[Dataset items]:
════════════════

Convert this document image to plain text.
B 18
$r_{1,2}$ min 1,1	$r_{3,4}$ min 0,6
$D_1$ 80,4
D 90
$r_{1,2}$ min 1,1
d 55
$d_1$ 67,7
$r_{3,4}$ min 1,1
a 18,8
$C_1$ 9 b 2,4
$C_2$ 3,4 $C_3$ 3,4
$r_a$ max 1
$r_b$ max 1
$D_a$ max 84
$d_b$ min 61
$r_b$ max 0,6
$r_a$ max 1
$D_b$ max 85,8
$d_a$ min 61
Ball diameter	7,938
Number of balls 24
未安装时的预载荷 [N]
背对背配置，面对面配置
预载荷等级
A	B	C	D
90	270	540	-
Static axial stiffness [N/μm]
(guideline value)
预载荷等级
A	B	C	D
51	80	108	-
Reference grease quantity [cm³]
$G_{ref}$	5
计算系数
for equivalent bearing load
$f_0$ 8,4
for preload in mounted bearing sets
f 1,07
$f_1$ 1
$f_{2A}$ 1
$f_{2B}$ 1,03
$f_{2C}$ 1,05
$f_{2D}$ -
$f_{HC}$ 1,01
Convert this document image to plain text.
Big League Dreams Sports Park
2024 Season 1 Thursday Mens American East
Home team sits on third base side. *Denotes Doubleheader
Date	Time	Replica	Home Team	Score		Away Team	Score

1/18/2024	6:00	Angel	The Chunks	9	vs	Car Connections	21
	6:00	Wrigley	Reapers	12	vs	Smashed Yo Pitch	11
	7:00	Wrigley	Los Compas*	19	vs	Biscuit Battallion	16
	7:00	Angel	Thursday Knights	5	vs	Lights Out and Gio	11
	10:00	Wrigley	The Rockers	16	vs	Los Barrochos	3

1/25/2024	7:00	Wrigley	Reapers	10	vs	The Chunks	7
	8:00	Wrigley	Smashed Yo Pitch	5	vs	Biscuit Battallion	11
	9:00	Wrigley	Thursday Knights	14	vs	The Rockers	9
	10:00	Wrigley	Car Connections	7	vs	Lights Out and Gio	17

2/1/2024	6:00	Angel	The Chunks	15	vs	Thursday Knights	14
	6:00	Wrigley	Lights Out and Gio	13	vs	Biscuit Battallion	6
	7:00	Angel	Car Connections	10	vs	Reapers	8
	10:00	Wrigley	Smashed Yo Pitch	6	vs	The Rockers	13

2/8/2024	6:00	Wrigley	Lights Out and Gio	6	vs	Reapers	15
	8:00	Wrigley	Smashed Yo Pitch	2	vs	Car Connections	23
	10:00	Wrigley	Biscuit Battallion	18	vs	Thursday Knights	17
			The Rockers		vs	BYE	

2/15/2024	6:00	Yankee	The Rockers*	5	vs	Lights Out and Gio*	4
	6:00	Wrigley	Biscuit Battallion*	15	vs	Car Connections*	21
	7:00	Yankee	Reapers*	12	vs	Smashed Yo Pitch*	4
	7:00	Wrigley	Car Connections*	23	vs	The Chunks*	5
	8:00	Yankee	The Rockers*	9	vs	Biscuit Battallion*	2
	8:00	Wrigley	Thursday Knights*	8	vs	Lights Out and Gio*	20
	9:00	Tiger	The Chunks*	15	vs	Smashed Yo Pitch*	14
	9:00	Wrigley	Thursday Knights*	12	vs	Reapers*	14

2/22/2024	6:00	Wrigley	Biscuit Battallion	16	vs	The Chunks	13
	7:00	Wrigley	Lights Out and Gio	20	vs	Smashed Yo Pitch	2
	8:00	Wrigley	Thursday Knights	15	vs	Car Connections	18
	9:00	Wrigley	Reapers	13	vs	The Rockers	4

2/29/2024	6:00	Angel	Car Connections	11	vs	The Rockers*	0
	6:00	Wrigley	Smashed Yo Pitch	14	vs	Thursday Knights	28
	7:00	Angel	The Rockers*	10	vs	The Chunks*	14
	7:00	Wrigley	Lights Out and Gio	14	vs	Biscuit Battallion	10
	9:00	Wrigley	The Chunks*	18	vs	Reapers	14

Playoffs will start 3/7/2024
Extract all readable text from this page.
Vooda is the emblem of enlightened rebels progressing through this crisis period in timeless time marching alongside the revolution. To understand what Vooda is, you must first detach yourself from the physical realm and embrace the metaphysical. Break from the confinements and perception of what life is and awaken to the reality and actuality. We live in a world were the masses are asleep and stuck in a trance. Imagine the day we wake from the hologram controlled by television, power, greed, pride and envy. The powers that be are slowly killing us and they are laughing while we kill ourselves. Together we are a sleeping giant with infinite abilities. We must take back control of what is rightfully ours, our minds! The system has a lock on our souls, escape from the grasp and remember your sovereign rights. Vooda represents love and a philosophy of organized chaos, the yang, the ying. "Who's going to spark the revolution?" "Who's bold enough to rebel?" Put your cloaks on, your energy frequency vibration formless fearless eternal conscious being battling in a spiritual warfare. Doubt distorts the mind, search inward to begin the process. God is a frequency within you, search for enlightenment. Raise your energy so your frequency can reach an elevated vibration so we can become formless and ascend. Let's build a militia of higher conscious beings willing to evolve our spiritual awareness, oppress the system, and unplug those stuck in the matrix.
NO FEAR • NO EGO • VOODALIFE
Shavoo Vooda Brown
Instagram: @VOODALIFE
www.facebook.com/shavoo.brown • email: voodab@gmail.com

════════════════

[Task objective]: Reproduce all the records precisely.

[Task answer]:
Convert this document image to plain text.
B 18
$r_{1,2}$ min 1,1	$r_{3,4}$ min 0,6
$D_1$ 80,4
D 90
$r_{1,2}$ min 1,1
d 55
$d_1$ 67,7
$r_{3,4}$ min 1,1
a 18,8
$C_1$ 9 b 2,4
$C_2$ 3,4 $C_3$ 3,4
$r_a$ max 1
$r_b$ max 1
$D_a$ max 84
$d_b$ min 61
$r_b$ max 0,6
$r_a$ max 1
$D_b$ max 85,8
$d_a$ min 61
Ball diameter	7,938
Number of balls 24
未安装时的预载荷 [N]
背对背配置，面对面配置
预载荷等级
A	B	C	D
90	270	540	-
Static axial stiffness [N/μm]
(guideline value)
预载荷等级
A	B	C	D
51	80	108	-
Reference grease quantity [cm³]
$G_{ref}$	5
计算系数
for equivalent bearing load
$f_0$ 8,4
for preload in mounted bearing sets
f 1,07
$f_1$ 1
$f_{2A}$ 1
$f_{2B}$ 1,03
$f_{2C}$ 1,05
$f_{2D}$ -
$f_{HC}$ 1,01
Convert this document image to plain text.
Big League Dreams Sports Park
2024 Season 1 Thursday Mens American East
Home team sits on third base side. *Denotes Doubleheader
Date	Time	Replica	Home Team	Score		Away Team	Score

1/18/2024	6:00	Angel	The Chunks	9	vs	Car Connections	21
	6:00	Wrigley	Reapers	12	vs	Smashed Yo Pitch	11
	7:00	Wrigley	Los Compas*	19	vs	Biscuit Battallion	16
	7:00	Angel	Thursday Knights	5	vs	Lights Out and Gio	11
	10:00	Wrigley	The Rockers	16	vs	Los Barrochos	3

1/25/2024	7:00	Wrigley	Reapers	10	vs	The Chunks	7
	8:00	Wrigley	Smashed Yo Pitch	5	vs	Biscuit Battallion	11
	9:00	Wrigley	Thursday Knights	14	vs	The Rockers	9
	10:00	Wrigley	Car Connections	7	vs	Lights Out and Gio	17

2/1/2024	6:00	Angel	The Chunks	15	vs	Thursday Knights	14
	6:00	Wrigley	Lights Out and Gio	13	vs	Biscuit Battallion	6
	7:00	Angel	Car Connections	10	vs	Reapers	8
	10:00	Wrigley	Smashed Yo Pitch	6	vs	The Rockers	13

2/8/2024	6:00	Wrigley	Lights Out and Gio	6	vs	Reapers	15
	8:00	Wrigley	Smashed Yo Pitch	2	vs	Car Connections	23
	10:00	Wrigley	Biscuit Battallion	18	vs	Thursday Knights	17
			The Rockers		vs	BYE	

2/15/2024	6:00	Yankee	The Rockers*	5	vs	Lights Out and Gio*	4
	6:00	Wrigley	Biscuit Battallion*	15	vs	Car Connections*	21
	7:00	Yankee	Reapers*	12	vs	Smashed Yo Pitch*	4
	7:00	Wrigley	Car Connections*	23	vs	The Chunks*	5
	8:00	Yankee	The Rockers*	9	vs	Biscuit Battallion*	2
	8:00	Wrigley	Thursday Knights*	8	vs	Lights Out and Gio*	20
	9:00	Tiger	The Chunks*	15	vs	Smashed Yo Pitch*	14
	9:00	Wrigley	Thursday Knights*	12	vs	Reapers*	14

2/22/2024	6:00	Wrigley	Biscuit Battallion	16	vs	The Chunks	13
	7:00	Wrigley	Lights Out and Gio	20	vs	Smashed Yo Pitch	2
	8:00	Wrigley	Thursday Knights	15	vs	Car Connections	18
	9:00	Wrigley	Reapers	13	vs	The Rockers	4

2/29/2024	6:00	Angel	Car Connections	11	vs	The Rockers*	0
	6:00	Wrigley	Smashed Yo Pitch	14	vs	Thursday Knights	28
	7:00	Angel	The Rockers*	10	vs	The Chunks*	14
	7:00	Wrigley	Lights Out and Gio	14	vs	Biscuit Battallion	10
	9:00	Wrigley	The Chunks*	18	vs	Reapers	14

Playoffs will start 3/7/2024
Extract all readable text from this page.
Vooda is the emblem of enlightened rebels progressing through this crisis period in timeless time marching alongside the revolution. To understand what Vooda is, you must first detach yourself from the physical realm and embrace the metaphysical. Break from the confinements and perception of what life is and awaken to the reality and actuality. We live in a world were the masses are asleep and stuck in a trance. Imagine the day we wake from the hologram controlled by television, power, greed, pride and envy. The powers that be are slowly killing us and they are laughing while we kill ourselves. Together we are a sleeping giant with infinite abilities. We must take back control of what is rightfully ours, our minds! The system has a lock on our souls, escape from the grasp and remember your sovereign rights. Vooda represents love and a philosophy of organized chaos, the yang, the ying. "Who's going to spark the revolution?" "Who's bold enough to rebel?" Put your cloaks on, your energy frequency vibration formless fearless eternal conscious being battling in a spiritual warfare. Doubt distorts the mind, search inward to begin the process. God is a frequency within you, search for enlightenment. Raise your energy so your frequency can reach an elevated vibration so we can become formless and ascend. Let's build a militia of higher conscious beings willing to evolve our spiritual awareness, oppress the system, and unplug those stuck in the matrix.
NO FEAR • NO EGO • VOODALIFE
Shavoo Vooda Brown
Instagram: @VOODALIFE
www.facebook.com/shavoo.brown • email: voodab@gmail.com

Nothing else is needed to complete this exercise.